SOURCE DOCUMENT:

# No Canada - EU trade agreement?



## Kirkhill (5 Aug 2016)

> THE European Union’s flagship trade deal with Canada is on the brink of collapse with more than 100,000 citizens set to file Germany’s biggest ever civil lawsuit against the agreement.
> 
> By KATIE MANSFIELD AND MONIKA PALLENBERG
> 
> ...



http://www.express.co.uk/news/world/697172/EU-Canada-trade-deal-CETA-in-ruins-100000-Germans-launch-legal-bid-to-block-it

If I am not mistook the objections that this group of Germans have, and similar objections have been leveled by others, including Brits, at the US-EU TTIP agreement, are the provisions that are also found in NAFTA and that permit TransCanada to sue the US government over the rejection of the Keystone XL pipeline.

A different sense of the role of government?  A servant that can be held accountable in a court of law or a master accountable to none?

SUPPLIED RECORDS:
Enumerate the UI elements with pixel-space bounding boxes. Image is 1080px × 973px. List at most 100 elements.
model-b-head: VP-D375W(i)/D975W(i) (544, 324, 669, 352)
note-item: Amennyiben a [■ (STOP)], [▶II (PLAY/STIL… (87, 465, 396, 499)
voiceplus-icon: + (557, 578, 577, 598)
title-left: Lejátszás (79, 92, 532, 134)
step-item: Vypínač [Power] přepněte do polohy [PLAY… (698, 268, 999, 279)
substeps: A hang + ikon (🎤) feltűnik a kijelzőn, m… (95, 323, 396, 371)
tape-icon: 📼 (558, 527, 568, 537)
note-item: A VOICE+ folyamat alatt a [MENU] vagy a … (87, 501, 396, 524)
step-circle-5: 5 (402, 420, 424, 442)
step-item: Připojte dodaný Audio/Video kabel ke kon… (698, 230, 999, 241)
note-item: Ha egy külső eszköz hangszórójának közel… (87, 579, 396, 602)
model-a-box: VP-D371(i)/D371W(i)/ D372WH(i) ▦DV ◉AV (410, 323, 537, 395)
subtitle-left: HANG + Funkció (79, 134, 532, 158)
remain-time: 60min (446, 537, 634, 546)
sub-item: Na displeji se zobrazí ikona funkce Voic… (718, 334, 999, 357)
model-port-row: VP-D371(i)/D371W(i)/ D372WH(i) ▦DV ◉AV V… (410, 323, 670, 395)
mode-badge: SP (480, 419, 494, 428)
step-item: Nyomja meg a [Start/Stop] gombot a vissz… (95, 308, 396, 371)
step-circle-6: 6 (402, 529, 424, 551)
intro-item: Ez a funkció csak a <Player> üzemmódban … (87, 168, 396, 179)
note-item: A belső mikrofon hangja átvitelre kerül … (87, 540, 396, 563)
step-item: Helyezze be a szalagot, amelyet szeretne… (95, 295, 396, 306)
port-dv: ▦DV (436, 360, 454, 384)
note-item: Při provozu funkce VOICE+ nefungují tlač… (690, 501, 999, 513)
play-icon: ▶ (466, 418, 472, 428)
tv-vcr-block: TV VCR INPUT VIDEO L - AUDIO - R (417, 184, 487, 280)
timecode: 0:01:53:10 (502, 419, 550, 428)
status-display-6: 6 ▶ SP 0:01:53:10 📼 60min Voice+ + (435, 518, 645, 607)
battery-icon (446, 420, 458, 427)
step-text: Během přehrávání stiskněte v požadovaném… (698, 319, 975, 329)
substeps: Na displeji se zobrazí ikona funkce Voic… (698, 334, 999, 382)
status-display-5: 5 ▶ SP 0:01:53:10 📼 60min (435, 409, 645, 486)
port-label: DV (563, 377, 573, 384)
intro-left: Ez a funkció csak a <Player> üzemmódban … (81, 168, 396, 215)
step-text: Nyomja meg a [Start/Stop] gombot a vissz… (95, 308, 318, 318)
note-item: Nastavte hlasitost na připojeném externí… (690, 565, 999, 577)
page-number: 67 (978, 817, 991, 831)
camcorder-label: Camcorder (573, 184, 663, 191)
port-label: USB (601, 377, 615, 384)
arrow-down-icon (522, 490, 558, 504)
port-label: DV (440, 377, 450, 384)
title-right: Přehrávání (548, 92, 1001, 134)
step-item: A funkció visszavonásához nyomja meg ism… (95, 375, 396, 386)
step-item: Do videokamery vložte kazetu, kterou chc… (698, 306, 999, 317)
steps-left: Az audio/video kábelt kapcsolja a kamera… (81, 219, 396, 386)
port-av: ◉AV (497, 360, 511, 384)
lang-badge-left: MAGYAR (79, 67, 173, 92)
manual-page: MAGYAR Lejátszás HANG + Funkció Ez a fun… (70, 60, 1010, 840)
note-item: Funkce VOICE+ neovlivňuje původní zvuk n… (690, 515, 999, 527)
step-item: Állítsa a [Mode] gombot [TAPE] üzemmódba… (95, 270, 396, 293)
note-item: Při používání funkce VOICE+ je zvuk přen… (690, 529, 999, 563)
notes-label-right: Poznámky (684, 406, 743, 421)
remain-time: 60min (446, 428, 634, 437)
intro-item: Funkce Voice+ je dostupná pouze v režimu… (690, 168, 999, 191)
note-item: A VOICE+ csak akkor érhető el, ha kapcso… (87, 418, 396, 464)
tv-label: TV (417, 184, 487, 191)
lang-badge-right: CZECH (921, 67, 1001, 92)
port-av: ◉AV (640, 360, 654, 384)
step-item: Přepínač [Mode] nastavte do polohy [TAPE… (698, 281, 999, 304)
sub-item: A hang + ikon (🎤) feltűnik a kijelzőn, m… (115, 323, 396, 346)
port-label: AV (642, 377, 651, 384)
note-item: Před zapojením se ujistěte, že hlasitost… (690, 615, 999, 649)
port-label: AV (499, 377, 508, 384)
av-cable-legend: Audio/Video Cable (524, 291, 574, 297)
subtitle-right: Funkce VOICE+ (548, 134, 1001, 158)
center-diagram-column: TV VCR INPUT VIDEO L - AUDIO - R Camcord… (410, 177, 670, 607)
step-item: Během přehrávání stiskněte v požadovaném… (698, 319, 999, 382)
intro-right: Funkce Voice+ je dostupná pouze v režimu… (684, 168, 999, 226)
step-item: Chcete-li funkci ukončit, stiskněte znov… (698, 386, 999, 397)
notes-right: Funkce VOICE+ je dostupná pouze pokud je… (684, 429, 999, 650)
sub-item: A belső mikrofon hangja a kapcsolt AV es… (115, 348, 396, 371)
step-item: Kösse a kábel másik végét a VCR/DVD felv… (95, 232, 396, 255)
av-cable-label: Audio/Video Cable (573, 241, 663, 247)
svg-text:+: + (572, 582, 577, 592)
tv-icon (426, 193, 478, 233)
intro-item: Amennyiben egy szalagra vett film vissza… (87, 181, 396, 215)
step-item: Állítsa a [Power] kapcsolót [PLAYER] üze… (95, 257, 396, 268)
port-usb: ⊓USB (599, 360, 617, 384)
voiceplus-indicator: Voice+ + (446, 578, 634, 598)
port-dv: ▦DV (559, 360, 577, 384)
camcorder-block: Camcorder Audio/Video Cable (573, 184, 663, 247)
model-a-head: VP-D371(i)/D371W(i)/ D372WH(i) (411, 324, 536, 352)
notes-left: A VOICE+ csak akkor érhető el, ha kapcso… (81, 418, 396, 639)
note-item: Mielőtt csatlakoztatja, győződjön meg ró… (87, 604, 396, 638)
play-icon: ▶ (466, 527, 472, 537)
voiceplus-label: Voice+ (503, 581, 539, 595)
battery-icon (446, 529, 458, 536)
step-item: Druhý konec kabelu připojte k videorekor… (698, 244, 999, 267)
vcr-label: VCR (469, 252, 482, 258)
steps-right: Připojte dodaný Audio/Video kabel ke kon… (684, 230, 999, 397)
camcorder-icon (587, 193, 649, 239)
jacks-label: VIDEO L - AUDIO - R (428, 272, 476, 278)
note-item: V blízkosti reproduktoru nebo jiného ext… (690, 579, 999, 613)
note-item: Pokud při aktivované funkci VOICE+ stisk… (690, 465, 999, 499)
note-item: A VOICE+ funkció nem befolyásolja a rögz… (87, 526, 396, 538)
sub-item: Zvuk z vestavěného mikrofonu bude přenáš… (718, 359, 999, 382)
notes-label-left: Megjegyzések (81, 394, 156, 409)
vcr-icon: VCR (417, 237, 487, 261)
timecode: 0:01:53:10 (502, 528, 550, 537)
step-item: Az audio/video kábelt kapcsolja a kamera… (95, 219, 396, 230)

EXERCISE TASKS:
1. Answer these about the forum post on the Canada–EU trade deal:
(a) How many citizens does the quoted article say are set to file a lawsuit against the agreement?
(b) Who are the quoted article's authors?
(c) Which company does the poster say can sue the US government, and over the rejection of what?
2. Carry on the forum post about the Canada–EU trade agreement from its final sentence.

TASK-BY-TASK ANSWERS:
1.
(a) More than 100,000.
(b) Katie Mansfield and Monika Pallenberg.
(c) TransCanada, over the rejection of the Keystone XL pipeline.

2.
----------



## tomahawk6 (5 Aug 2016)

Europe at the moment awash in refugee's would be a bad trade partner.Canada has alot to offer Europe including energy and the Germans want to play hard ball ? They have a weak hand and the Canadian Government should walk away.Merkel is on shaky ground.

http://www.thegatewaypundit.com/2016/08/support-angela-merkel-plunges-open-border-policies-brings-string-islamic-attacks/


----------



## MarkOttawa (5 Aug 2016)

Plus TPP (plan B is Japan):



> CETA/TPP: Big Canadian Trade Deals Dead
> https://cgai3ds.wordpress.com/2016/08/04/mark-collins-cetatpp-big-canadian-trade-deals-dead/



Mark
Ottawa


----------



## Colin Parkinson (6 Aug 2016)

As soon as the UK splits from the EU, we will have a Free trade deal with them, already in the works.


----------



## Kirkhill (16 Nov 2016)

Mayor Nenshi and the NDP are demonstrating the differences between the EU's position on the rule of law and the alternative.

Now, I don't know how to categorize the champion of the alternative because the alternative hinges on the right to have. The right to own. The right to property.

If you have a right to property then when you are deprived of property you have a right to be compensated, even if it is the government doing the depriving.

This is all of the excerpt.